_RECORDS FOR THIS TASK_:

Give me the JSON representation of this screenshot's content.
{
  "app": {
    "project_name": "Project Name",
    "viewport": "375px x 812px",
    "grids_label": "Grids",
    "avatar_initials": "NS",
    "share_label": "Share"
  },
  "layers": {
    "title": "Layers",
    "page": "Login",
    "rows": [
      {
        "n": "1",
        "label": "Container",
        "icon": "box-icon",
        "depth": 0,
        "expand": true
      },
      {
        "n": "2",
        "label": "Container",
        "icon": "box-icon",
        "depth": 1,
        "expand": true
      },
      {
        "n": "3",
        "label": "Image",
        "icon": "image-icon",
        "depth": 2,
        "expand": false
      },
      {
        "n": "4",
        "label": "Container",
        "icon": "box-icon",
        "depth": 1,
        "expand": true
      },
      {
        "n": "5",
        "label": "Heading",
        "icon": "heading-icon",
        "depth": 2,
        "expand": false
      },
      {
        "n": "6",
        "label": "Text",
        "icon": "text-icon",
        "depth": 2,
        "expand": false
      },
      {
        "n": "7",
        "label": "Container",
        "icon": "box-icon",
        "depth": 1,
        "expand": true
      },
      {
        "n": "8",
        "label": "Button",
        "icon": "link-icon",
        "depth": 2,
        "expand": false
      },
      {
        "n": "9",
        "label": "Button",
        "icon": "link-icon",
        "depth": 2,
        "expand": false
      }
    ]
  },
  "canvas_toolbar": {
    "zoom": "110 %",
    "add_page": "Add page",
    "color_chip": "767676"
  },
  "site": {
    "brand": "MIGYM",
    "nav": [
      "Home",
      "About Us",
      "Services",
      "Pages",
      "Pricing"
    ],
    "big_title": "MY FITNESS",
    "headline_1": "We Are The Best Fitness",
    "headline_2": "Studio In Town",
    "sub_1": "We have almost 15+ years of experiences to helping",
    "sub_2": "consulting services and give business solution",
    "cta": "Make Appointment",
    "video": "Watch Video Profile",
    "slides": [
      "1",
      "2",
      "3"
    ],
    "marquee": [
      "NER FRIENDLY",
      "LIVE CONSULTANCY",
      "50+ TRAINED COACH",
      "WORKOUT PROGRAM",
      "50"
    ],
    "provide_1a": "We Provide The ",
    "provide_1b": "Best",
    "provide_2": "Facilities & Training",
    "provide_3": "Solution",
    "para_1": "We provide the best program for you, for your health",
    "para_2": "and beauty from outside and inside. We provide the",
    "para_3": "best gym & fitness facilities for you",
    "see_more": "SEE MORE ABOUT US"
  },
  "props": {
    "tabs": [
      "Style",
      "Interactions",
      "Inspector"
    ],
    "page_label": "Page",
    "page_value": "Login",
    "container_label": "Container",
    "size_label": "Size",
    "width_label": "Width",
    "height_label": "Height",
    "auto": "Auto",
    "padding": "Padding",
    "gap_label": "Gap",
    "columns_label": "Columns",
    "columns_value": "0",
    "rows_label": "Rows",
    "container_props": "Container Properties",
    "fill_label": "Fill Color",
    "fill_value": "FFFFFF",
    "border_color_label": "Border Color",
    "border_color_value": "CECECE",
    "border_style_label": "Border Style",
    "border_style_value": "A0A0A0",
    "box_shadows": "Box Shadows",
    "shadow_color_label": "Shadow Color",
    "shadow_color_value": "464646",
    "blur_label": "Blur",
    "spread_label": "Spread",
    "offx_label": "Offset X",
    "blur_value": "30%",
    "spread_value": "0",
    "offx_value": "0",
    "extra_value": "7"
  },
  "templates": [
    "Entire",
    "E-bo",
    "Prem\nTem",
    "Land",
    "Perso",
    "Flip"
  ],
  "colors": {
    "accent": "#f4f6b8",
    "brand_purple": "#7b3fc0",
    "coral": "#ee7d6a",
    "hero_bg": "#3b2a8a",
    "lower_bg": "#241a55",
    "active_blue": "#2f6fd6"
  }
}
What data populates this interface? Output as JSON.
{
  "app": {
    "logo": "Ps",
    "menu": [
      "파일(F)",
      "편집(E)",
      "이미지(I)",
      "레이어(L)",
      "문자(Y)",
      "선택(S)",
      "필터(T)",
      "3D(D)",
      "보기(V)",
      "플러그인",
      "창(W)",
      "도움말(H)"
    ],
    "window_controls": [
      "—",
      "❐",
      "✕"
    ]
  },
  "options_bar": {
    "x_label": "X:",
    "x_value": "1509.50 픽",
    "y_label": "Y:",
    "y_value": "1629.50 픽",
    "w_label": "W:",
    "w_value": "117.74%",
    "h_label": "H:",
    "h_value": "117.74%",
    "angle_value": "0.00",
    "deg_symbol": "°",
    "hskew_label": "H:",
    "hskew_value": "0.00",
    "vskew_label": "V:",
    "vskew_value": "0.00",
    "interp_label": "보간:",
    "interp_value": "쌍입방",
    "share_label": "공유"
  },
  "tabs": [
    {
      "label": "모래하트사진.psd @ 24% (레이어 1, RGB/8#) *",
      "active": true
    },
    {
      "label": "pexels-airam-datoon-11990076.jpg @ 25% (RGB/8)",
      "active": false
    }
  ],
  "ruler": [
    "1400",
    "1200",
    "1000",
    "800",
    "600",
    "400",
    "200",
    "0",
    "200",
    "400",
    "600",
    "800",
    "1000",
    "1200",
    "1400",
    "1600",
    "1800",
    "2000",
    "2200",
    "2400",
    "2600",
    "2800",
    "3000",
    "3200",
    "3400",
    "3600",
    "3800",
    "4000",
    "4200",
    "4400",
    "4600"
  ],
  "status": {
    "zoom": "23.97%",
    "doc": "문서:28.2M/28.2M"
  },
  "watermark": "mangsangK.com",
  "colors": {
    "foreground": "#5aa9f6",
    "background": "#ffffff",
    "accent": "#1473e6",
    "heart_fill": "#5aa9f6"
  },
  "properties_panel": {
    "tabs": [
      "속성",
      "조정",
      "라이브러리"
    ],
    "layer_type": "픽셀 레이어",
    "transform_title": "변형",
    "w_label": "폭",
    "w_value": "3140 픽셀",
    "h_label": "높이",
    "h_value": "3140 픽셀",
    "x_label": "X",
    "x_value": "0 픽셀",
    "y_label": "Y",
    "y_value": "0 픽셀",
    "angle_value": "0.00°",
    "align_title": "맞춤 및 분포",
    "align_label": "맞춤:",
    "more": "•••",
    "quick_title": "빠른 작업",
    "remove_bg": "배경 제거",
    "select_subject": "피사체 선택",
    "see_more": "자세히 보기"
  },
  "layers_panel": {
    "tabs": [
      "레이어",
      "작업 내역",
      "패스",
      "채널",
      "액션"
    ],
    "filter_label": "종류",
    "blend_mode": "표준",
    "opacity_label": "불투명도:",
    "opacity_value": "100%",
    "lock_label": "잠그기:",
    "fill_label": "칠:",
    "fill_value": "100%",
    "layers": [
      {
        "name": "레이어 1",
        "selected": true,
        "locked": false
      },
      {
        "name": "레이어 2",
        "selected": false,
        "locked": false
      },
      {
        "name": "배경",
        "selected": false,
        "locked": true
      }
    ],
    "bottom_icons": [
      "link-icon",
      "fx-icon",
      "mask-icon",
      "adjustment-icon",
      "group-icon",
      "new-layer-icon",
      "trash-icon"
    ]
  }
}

_EXERCISE_: Using the material above, print every entry exactly as written.

_SOLUTION FOR THIS EXERCISE_:
Give me the JSON representation of this screenshot's content.
{
  "app": {
    "project_name": "Project Name",
    "viewport": "375px x 812px",
    "grids_label": "Grids",
    "avatar_initials": "NS",
    "share_label": "Share"
  },
  "layers": {
    "title": "Layers",
    "page": "Login",
    "rows": [
      {
        "n": "1",
        "label": "Container",
        "icon": "box-icon",
        "depth": 0,
        "expand": true
      },
      {
        "n": "2",
        "label": "Container",
        "icon": "box-icon",
        "depth": 1,
        "expand": true
      },
      {
        "n": "3",
        "label": "Image",
        "icon": "image-icon",
        "depth": 2,
        "expand": false
      },
      {
        "n": "4",
        "label": "Container",
        "icon": "box-icon",
        "depth": 1,
        "expand": true
      },
      {
        "n": "5",
        "label": "Heading",
        "icon": "heading-icon",
        "depth": 2,
        "expand": false
      },
      {
        "n": "6",
        "label": "Text",
        "icon": "text-icon",
        "depth": 2,
        "expand": false
      },
      {
        "n": "7",
        "label": "Container",
        "icon": "box-icon",
        "depth": 1,
        "expand": true
      },
      {
        "n": "8",
        "label": "Button",
        "icon": "link-icon",
        "depth": 2,
        "expand": false
      },
      {
        "n": "9",
        "label": "Button",
        "icon": "link-icon",
        "depth": 2,
        "expand": false
      }
    ]
  },
  "canvas_toolbar": {
    "zoom": "110 %",
    "add_page": "Add page",
    "color_chip": "767676"
  },
  "site": {
    "brand": "MIGYM",
    "nav": [
      "Home",
      "About Us",
      "Services",
      "Pages",
      "Pricing"
    ],
    "big_title": "MY FITNESS",
    "headline_1": "We Are The Best Fitness",
    "headline_2": "Studio In Town",
    "sub_1": "We have almost 15+ years of experiences to helping",
    "sub_2": "consulting services and give business solution",
    "cta": "Make Appointment",
    "video": "Watch Video Profile",
    "slides": [
      "1",
      "2",
      "3"
    ],
    "marquee": [
      "NER FRIENDLY",
      "LIVE CONSULTANCY",
      "50+ TRAINED COACH",
      "WORKOUT PROGRAM",
      "50"
    ],
    "provide_1a": "We Provide The ",
    "provide_1b": "Best",
    "provide_2": "Facilities & Training",
    "provide_3": "Solution",
    "para_1": "We provide the best program for you, for your health",
    "para_2": "and beauty from outside and inside. We provide the",
    "para_3": "best gym & fitness facilities for you",
    "see_more": "SEE MORE ABOUT US"
  },
  "props": {
    "tabs": [
      "Style",
      "Interactions",
      "Inspector"
    ],
    "page_label": "Page",
    "page_value": "Login",
    "container_label": "Container",
    "size_label": "Size",
    "width_label": "Width",
    "height_label": "Height",
    "auto": "Auto",
    "padding": "Padding",
    "gap_label": "Gap",
    "columns_label": "Columns",
    "columns_value": "0",
    "rows_label": "Rows",
    "container_props": "Container Properties",
    "fill_label": "Fill Color",
    "fill_value": "FFFFFF",
    "border_color_label": "Border Color",
    "border_color_value": "CECECE",
    "border_style_label": "Border Style",
    "border_style_value": "A0A0A0",
    "box_shadows": "Box Shadows",
    "shadow_color_label": "Shadow Color",
    "shadow_color_value": "464646",
    "blur_label": "Blur",
    "spread_label": "Spread",
    "offx_label": "Offset X",
    "blur_value": "30%",
    "spread_value": "0",
    "offx_value": "0",
    "extra_value": "7"
  },
  "templates": [
    "Entire",
    "E-bo",
    "Prem\nTem",
    "Land",
    "Perso",
    "Flip"
  ],
  "colors": {
    "accent": "#f4f6b8",
    "brand_purple": "#7b3fc0",
    "coral": "#ee7d6a",
    "hero_bg": "#3b2a8a",
    "lower_bg": "#241a55",
    "active_blue": "#2f6fd6"
  }
}
What data populates this interface? Output as JSON.
{
  "app": {
    "logo": "Ps",
    "menu": [
      "파일(F)",
      "편집(E)",
      "이미지(I)",
      "레이어(L)",
      "문자(Y)",
      "선택(S)",
      "필터(T)",
      "3D(D)",
      "보기(V)",
      "플러그인",
      "창(W)",
      "도움말(H)"
    ],
    "window_controls": [
      "—",
      "❐",
      "✕"
    ]
  },
  "options_bar": {
    "x_label": "X:",
    "x_value": "1509.50 픽",
    "y_label": "Y:",
    "y_value": "1629.50 픽",
    "w_label": "W:",
    "w_value": "117.74%",
    "h_label": "H:",
    "h_value": "117.74%",
    "angle_value": "0.00",
    "deg_symbol": "°",
    "hskew_label": "H:",
    "hskew_value": "0.00",
    "vskew_label": "V:",
    "vskew_value": "0.00",
    "interp_label": "보간:",
    "interp_value": "쌍입방",
    "share_label": "공유"
  },
  "tabs": [
    {
      "label": "모래하트사진.psd @ 24% (레이어 1, RGB/8#) *",
      "active": true
    },
    {
      "label": "pexels-airam-datoon-11990076.jpg @ 25% (RGB/8)",
      "active": false
    }
  ],
  "ruler": [
    "1400",
    "1200",
    "1000",
    "800",
    "600",
    "400",
    "200",
    "0",
    "200",
    "400",
    "600",
    "800",
    "1000",
    "1200",
    "1400",
    "1600",
    "1800",
    "2000",
    "2200",
    "2400",
    "2600",
    "2800",
    "3000",
    "3200",
    "3400",
    "3600",
    "3800",
    "4000",
    "4200",
    "4400",
    "4600"
  ],
  "status": {
    "zoom": "23.97%",
    "doc": "문서:28.2M/28.2M"
  },
  "watermark": "mangsangK.com",
  "colors": {
    "foreground": "#5aa9f6",
    "background": "#ffffff",
    "accent": "#1473e6",
    "heart_fill": "#5aa9f6"
  },
  "properties_panel": {
    "tabs": [
      "속성",
      "조정",
      "라이브러리"
    ],
    "layer_type": "픽셀 레이어",
    "transform_title": "변형",
    "w_label": "폭",
    "w_value": "3140 픽셀",
    "h_label": "높이",
    "h_value": "3140 픽셀",
    "x_label": "X",
    "x_value": "0 픽셀",
    "y_label": "Y",
    "y_value": "0 픽셀",
    "angle_value": "0.00°",
    "align_title": "맞춤 및 분포",
    "align_label": "맞춤:",
    "more": "•••",
    "quick_title": "빠른 작업",
    "remove_bg": "배경 제거",
    "select_subject": "피사체 선택",
    "see_more": "자세히 보기"
  },
  "layers_panel": {
    "tabs": [
      "레이어",
      "작업 내역",
      "패스",
      "채널",
      "액션"
    ],
    "filter_label": "종류",
    "blend_mode": "표준",
    "opacity_label": "불투명도:",
    "opacity_value": "100%",
    "lock_label": "잠그기:",
    "fill_label": "칠:",
    "fill_value": "100%",
    "layers": [
      {
        "name": "레이어 1",
        "selected": true,
        "locked": false
      },
      {
        "name": "레이어 2",
        "selected": false,
        "locked": false
      },
      {
        "name": "배경",
        "selected": false,
        "locked": true
      }
    ],
    "bottom_icons": [
      "link-icon",
      "fx-icon",
      "mask-icon",
      "adjustment-icon",
      "group-icon",
      "new-layer-icon",
      "trash-icon"
    ]
  }
}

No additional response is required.